--- start Input records ---

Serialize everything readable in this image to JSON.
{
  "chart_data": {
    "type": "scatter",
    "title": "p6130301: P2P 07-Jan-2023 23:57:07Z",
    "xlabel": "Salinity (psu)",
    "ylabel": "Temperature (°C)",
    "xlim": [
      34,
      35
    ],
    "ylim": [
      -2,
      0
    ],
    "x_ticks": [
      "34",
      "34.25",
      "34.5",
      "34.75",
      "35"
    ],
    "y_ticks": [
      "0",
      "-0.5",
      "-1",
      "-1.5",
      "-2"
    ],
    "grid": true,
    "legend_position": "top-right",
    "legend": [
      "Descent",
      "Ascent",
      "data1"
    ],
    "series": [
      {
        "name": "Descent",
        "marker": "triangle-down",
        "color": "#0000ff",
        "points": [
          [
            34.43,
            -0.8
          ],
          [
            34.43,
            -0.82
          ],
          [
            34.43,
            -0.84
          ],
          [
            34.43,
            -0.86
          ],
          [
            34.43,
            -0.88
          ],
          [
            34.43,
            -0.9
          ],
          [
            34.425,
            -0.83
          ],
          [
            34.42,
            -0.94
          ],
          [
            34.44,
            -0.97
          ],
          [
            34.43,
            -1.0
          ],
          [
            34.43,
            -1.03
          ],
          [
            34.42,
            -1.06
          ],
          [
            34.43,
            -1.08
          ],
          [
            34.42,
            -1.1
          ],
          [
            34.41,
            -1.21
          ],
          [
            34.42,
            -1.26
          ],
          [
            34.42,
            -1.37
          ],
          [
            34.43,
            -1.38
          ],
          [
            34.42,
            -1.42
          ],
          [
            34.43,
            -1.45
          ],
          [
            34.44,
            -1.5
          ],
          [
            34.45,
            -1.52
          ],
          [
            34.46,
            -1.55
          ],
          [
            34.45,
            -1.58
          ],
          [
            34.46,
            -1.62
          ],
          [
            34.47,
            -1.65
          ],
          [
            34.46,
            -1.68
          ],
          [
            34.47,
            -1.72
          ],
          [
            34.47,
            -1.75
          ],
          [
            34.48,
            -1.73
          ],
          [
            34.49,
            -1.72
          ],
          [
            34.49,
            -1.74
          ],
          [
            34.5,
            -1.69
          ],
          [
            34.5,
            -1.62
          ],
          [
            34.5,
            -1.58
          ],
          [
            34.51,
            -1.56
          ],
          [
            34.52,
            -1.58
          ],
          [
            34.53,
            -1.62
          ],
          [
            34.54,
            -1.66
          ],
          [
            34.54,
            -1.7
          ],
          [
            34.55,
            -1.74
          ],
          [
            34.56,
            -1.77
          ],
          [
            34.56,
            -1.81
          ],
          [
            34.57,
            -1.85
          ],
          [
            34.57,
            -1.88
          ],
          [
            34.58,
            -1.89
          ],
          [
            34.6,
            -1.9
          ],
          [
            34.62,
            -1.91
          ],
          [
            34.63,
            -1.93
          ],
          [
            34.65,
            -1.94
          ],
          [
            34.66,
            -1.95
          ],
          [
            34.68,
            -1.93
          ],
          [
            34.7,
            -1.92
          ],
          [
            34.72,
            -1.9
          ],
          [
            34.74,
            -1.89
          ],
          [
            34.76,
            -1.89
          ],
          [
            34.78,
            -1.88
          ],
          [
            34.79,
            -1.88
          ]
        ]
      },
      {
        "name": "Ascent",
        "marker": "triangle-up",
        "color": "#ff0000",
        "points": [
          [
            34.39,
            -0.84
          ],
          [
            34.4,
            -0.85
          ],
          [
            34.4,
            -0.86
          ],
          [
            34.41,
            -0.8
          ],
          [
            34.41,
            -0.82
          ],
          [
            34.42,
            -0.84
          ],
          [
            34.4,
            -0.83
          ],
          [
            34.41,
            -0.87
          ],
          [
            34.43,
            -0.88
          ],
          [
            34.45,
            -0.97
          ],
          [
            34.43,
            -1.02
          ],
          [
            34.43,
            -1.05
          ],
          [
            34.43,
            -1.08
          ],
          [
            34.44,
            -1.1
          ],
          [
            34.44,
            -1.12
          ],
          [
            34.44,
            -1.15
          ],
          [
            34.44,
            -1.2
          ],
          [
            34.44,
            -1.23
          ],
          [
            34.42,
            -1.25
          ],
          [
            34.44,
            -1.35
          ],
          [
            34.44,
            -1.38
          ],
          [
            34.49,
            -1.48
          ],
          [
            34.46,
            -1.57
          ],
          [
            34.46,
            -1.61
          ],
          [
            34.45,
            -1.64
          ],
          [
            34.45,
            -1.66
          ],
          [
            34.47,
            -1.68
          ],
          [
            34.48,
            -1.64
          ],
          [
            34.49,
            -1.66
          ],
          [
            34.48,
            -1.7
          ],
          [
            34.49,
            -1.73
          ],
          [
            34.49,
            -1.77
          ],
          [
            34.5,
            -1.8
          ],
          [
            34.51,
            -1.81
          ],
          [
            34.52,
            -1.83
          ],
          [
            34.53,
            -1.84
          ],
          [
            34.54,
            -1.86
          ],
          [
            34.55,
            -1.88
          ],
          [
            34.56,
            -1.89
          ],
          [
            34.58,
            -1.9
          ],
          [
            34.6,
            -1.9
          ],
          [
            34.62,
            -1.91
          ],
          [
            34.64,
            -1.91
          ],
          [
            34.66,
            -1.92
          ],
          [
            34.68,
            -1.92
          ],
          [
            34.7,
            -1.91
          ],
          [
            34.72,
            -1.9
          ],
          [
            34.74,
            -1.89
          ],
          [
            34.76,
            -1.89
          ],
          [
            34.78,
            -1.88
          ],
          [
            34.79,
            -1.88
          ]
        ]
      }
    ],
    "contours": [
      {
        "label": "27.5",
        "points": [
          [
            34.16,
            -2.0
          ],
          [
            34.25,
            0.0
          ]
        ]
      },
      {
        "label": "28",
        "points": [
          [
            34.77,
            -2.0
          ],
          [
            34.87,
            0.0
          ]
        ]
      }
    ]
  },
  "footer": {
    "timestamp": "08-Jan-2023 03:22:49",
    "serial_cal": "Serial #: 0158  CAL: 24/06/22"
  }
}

--- end Input records ---

◆ Problem statement: Select every line in the material above where the string "triangle" occurs, and copy it.

◆ Correct answer:
        "marker": "triangle-down",
        "marker": "triangle-up",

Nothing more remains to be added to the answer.